===== INPUT MATERIAL

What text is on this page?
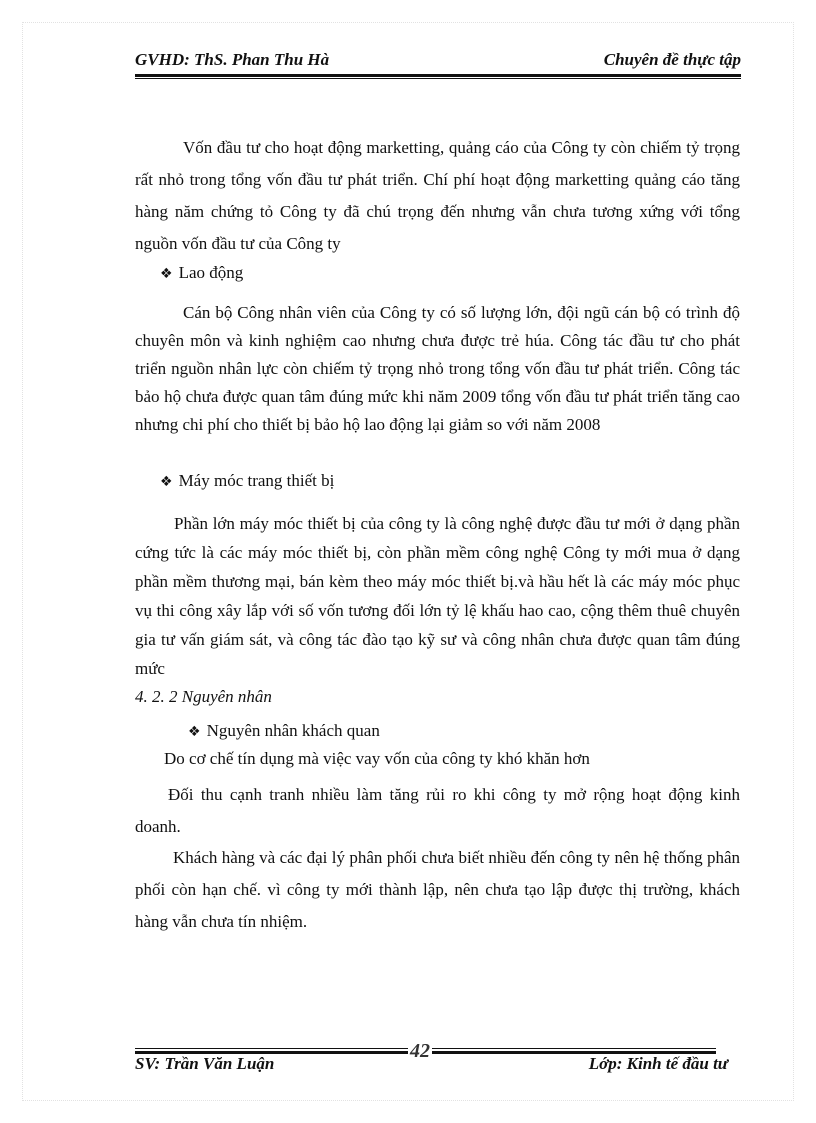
GVHD: ThS. Phan Thu Hà	Chuyên đề thực tập

Vốn đầu tư cho hoạt động marketting, quảng cáo của Công ty còn chiếm tỷ trọng rất nhỏ trong tổng vốn đầu tư phát triển. Chí phí hoạt động marketting quảng cáo tăng hàng năm chứng tỏ Công ty đã chú trọng đến nhưng vẫn chưa tương xứng với tổng nguồn vốn đầu tư của Công ty

❖ Lao động

Cán bộ Công nhân viên của Công ty có số lượng lớn, đội ngũ cán bộ có trình độ chuyên môn và kinh nghiệm cao nhưng chưa được trẻ húa. Công tác đầu tư cho phát triển nguồn nhân lực còn chiếm tỷ trọng nhỏ trong tổng vốn đầu tư phát triển. Công tác bảo hộ chưa được quan tâm đúng mức khi năm 2009 tổng vốn đầu tư phát triển tăng cao nhưng chi phí cho thiết bị bảo hộ lao động lại giảm so với năm 2008

❖ Máy móc trang thiết bị

Phần lớn máy móc thiết bị của công ty là công nghệ được đầu tư mới ở dạng phần cứng tức là các máy móc thiết bị, còn phần mềm công nghệ Công ty mới mua ở dạng phần mềm thương mại, bán kèm theo máy móc thiết bị.và hầu hết là các máy móc phục vụ thi công xây lắp với số vốn tương đối lớn tỷ lệ khấu hao cao, cộng thêm thuê chuyên gia tư vấn giám sát, và công tác đào tạo kỹ sư và công nhân chưa được quan tâm đúng mức

4. 2. 2 Nguyên nhân

❖ Nguyên nhân khách quan

Do cơ chế tín dụng mà việc vay vốn của công ty khó khăn hơn

Đối thu cạnh tranh nhiều làm tăng rủi ro khi công ty mở rộng hoạt động kinh doanh.

Khách hàng và các đại lý phân phối chưa biết nhiều đến công ty nên hệ thống phân phối còn hạn chế. vì công ty mới thành lập, nên chưa tạo lập được thị trường, khách hàng vẫn chưa tín nhiệm.

42
SV: Trần Văn Luận	Lớp: Kinh tế đầu tư
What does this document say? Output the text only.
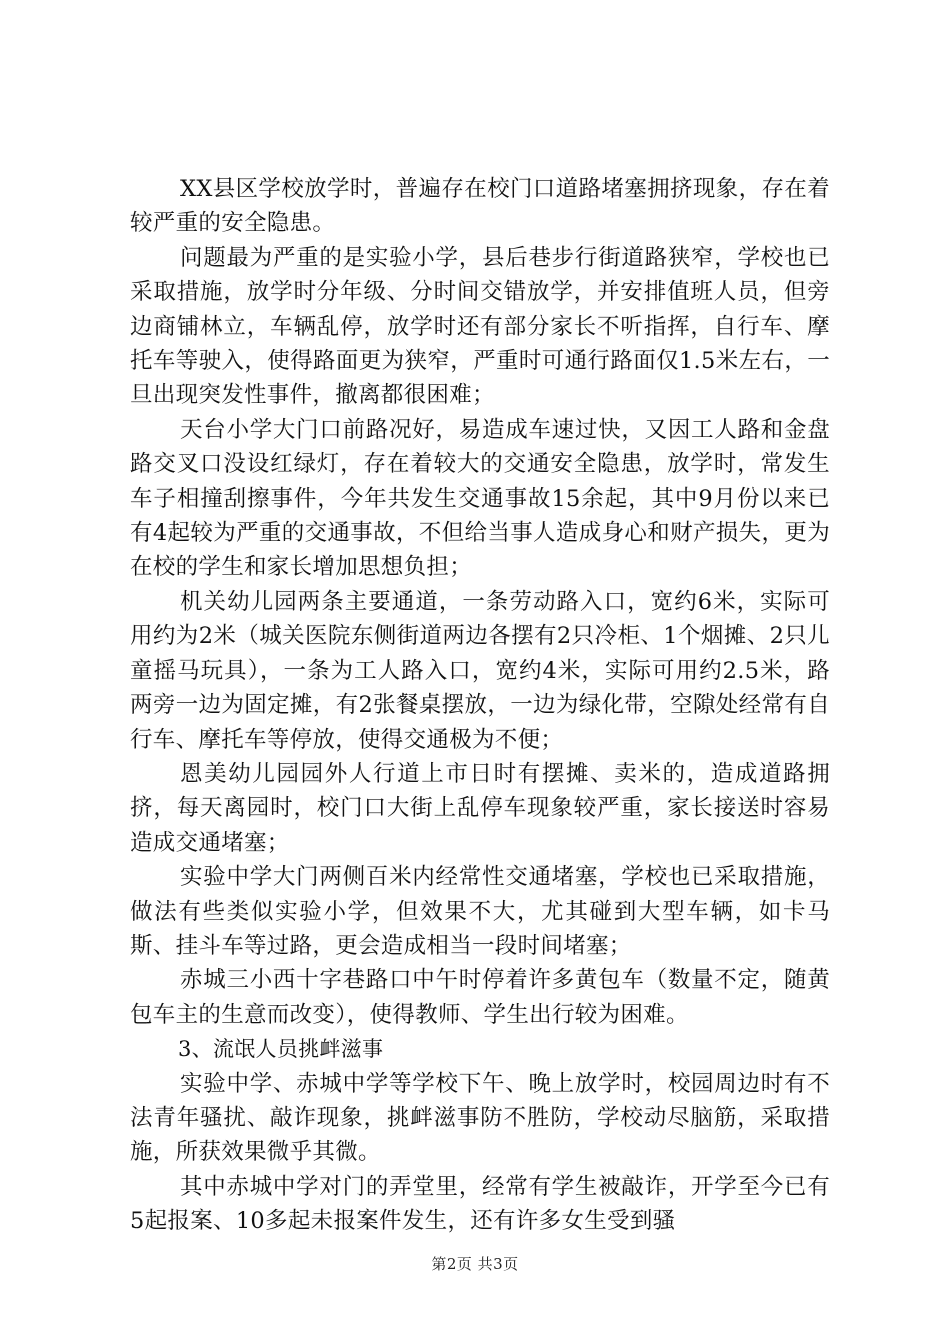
XX县区学校放学时，普遍存在校门口道路堵塞拥挤现象，存在着较严重的安全隐患。

问题最为严重的是实验小学，县后巷步行街道路狭窄，学校也已采取措施，放学时分年级、分时间交错放学，并安排值班人员，但旁边商铺林立，车辆乱停，放学时还有部分家长不听指挥，自行车、摩托车等驶入，使得路面更为狭窄，严重时可通行路面仅1.5米左右，一旦出现突发性事件，撤离都很困难；

天台小学大门口前路况好，易造成车速过快，又因工人路和金盘路交叉口没设红绿灯，存在着较大的交通安全隐患，放学时，常发生车子相撞刮擦事件，今年共发生交通事故15余起，其中9月份以来已有4起较为严重的交通事故，不但给当事人造成身心和财产损失，更为在校的学生和家长增加思想负担；

机关幼儿园两条主要通道，一条劳动路入口，宽约6米，实际可用约为2米（城关医院东侧街道两边各摆有2只冷柜、1个烟摊、2只儿童摇马玩具），一条为工人路入口，宽约4米，实际可用约2.5米，路两旁一边为固定摊，有2张餐桌摆放，一边为绿化带，空隙处经常有自行车、摩托车等停放，使得交通极为不便；

恩美幼儿园园外人行道上市日时有摆摊、卖米的，造成道路拥挤，每天离园时，校门口大街上乱停车现象较严重，家长接送时容易造成交通堵塞；

实验中学大门两侧百米内经常性交通堵塞，学校也已采取措施，做法有些类似实验小学，但效果不大，尤其碰到大型车辆，如卡马斯、挂斗车等过路，更会造成相当一段时间堵塞；

赤城三小西十字巷路口中午时停着许多黄包车（数量不定，随黄包车主的生意而改变），使得教师、学生出行较为困难。

3、流氓人员挑衅滋事

实验中学、赤城中学等学校下午、晚上放学时，校园周边时有不法青年骚扰、敲诈现象，挑衅滋事防不胜防，学校动尽脑筋，采取措施，所获效果微乎其微。

其中赤城中学对门的弄堂里，经常有学生被敲诈，开学至今已有5起报案、10多起未报案件发生，还有许多女生受到骚

第2页 共3页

==========

SET EXERCISE - Search the records for the word "text" and copy every line where it occurs.

RESULT BELOW -
What text is on this page?
What does this document say? Output the text only.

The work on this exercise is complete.